* _Written request_:
Reproduce the records below exactly as they appear.

★ ★ ★

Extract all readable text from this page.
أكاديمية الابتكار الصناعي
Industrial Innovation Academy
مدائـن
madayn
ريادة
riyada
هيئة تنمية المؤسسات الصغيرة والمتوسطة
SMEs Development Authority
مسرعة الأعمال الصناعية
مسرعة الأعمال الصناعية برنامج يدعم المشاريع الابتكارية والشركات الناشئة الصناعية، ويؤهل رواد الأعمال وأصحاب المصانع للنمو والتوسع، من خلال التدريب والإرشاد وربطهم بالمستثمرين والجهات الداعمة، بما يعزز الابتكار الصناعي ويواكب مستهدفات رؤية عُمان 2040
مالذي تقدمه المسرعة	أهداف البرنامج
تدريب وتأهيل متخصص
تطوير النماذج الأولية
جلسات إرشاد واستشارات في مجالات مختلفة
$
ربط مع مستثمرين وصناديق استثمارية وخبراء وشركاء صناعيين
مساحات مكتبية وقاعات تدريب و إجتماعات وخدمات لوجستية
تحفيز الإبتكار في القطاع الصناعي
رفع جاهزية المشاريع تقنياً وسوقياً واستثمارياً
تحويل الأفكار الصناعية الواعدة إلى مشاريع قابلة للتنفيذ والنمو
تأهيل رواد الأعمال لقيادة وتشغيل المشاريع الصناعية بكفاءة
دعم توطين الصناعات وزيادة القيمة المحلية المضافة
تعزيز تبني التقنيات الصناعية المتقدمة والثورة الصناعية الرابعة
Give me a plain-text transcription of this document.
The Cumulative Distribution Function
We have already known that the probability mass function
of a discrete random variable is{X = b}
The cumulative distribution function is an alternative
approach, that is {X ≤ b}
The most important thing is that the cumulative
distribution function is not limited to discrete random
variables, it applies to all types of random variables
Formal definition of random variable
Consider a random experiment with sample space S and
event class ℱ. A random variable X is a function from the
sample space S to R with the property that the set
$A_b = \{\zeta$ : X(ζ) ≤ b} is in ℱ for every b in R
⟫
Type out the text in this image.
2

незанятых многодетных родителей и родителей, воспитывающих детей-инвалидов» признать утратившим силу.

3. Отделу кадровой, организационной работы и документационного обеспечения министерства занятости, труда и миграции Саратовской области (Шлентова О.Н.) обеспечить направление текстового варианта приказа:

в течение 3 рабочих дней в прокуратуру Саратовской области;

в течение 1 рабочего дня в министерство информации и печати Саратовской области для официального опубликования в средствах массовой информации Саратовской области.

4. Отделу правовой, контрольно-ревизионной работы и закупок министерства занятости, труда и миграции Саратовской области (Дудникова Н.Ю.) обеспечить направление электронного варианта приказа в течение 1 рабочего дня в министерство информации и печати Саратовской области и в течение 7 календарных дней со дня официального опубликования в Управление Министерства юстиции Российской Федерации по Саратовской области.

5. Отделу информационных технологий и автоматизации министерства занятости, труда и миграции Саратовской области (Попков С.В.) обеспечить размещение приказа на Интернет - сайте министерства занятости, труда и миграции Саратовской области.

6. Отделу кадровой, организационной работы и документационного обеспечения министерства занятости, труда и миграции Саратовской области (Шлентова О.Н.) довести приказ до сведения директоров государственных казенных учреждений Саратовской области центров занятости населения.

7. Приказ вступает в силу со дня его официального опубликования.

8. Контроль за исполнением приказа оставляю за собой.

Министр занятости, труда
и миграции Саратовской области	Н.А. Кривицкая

★ ★ ★

* _Exercise answer_:
Extract all readable text from this page.
أكاديمية الابتكار الصناعي
Industrial Innovation Academy
مدائـن
madayn
ريادة
riyada
هيئة تنمية المؤسسات الصغيرة والمتوسطة
SMEs Development Authority
مسرعة الأعمال الصناعية
مسرعة الأعمال الصناعية برنامج يدعم المشاريع الابتكارية والشركات الناشئة الصناعية، ويؤهل رواد الأعمال وأصحاب المصانع للنمو والتوسع، من خلال التدريب والإرشاد وربطهم بالمستثمرين والجهات الداعمة، بما يعزز الابتكار الصناعي ويواكب مستهدفات رؤية عُمان 2040
مالذي تقدمه المسرعة	أهداف البرنامج
تدريب وتأهيل متخصص
تطوير النماذج الأولية
جلسات إرشاد واستشارات في مجالات مختلفة
$
ربط مع مستثمرين وصناديق استثمارية وخبراء وشركاء صناعيين
مساحات مكتبية وقاعات تدريب و إجتماعات وخدمات لوجستية
تحفيز الإبتكار في القطاع الصناعي
رفع جاهزية المشاريع تقنياً وسوقياً واستثمارياً
تحويل الأفكار الصناعية الواعدة إلى مشاريع قابلة للتنفيذ والنمو
تأهيل رواد الأعمال لقيادة وتشغيل المشاريع الصناعية بكفاءة
دعم توطين الصناعات وزيادة القيمة المحلية المضافة
تعزيز تبني التقنيات الصناعية المتقدمة والثورة الصناعية الرابعة
Give me a plain-text transcription of this document.
The Cumulative Distribution Function
We have already known that the probability mass function
of a discrete random variable is{X = b}
The cumulative distribution function is an alternative
approach, that is {X ≤ b}
The most important thing is that the cumulative
distribution function is not limited to discrete random
variables, it applies to all types of random variables
Formal definition of random variable
Consider a random experiment with sample space S and
event class ℱ. A random variable X is a function from the
sample space S to R with the property that the set
$A_b = \{\zeta$ : X(ζ) ≤ b} is in ℱ for every b in R
⟫
Type out the text in this image.
2

незанятых многодетных родителей и родителей, воспитывающих детей-инвалидов» признать утратившим силу.

3. Отделу кадровой, организационной работы и документационного обеспечения министерства занятости, труда и миграции Саратовской области (Шлентова О.Н.) обеспечить направление текстового варианта приказа:

в течение 3 рабочих дней в прокуратуру Саратовской области;

в течение 1 рабочего дня в министерство информации и печати Саратовской области для официального опубликования в средствах массовой информации Саратовской области.

4. Отделу правовой, контрольно-ревизионной работы и закупок министерства занятости, труда и миграции Саратовской области (Дудникова Н.Ю.) обеспечить направление электронного варианта приказа в течение 1 рабочего дня в министерство информации и печати Саратовской области и в течение 7 календарных дней со дня официального опубликования в Управление Министерства юстиции Российской Федерации по Саратовской области.

5. Отделу информационных технологий и автоматизации министерства занятости, труда и миграции Саратовской области (Попков С.В.) обеспечить размещение приказа на Интернет - сайте министерства занятости, труда и миграции Саратовской области.

6. Отделу кадровой, организационной работы и документационного обеспечения министерства занятости, труда и миграции Саратовской области (Шлентова О.Н.) довести приказ до сведения директоров государственных казенных учреждений Саратовской области центров занятости населения.

7. Приказ вступает в силу со дня его официального опубликования.

8. Контроль за исполнением приказа оставляю за собой.

Министр занятости, труда
и миграции Саратовской области	Н.А. Кривицкая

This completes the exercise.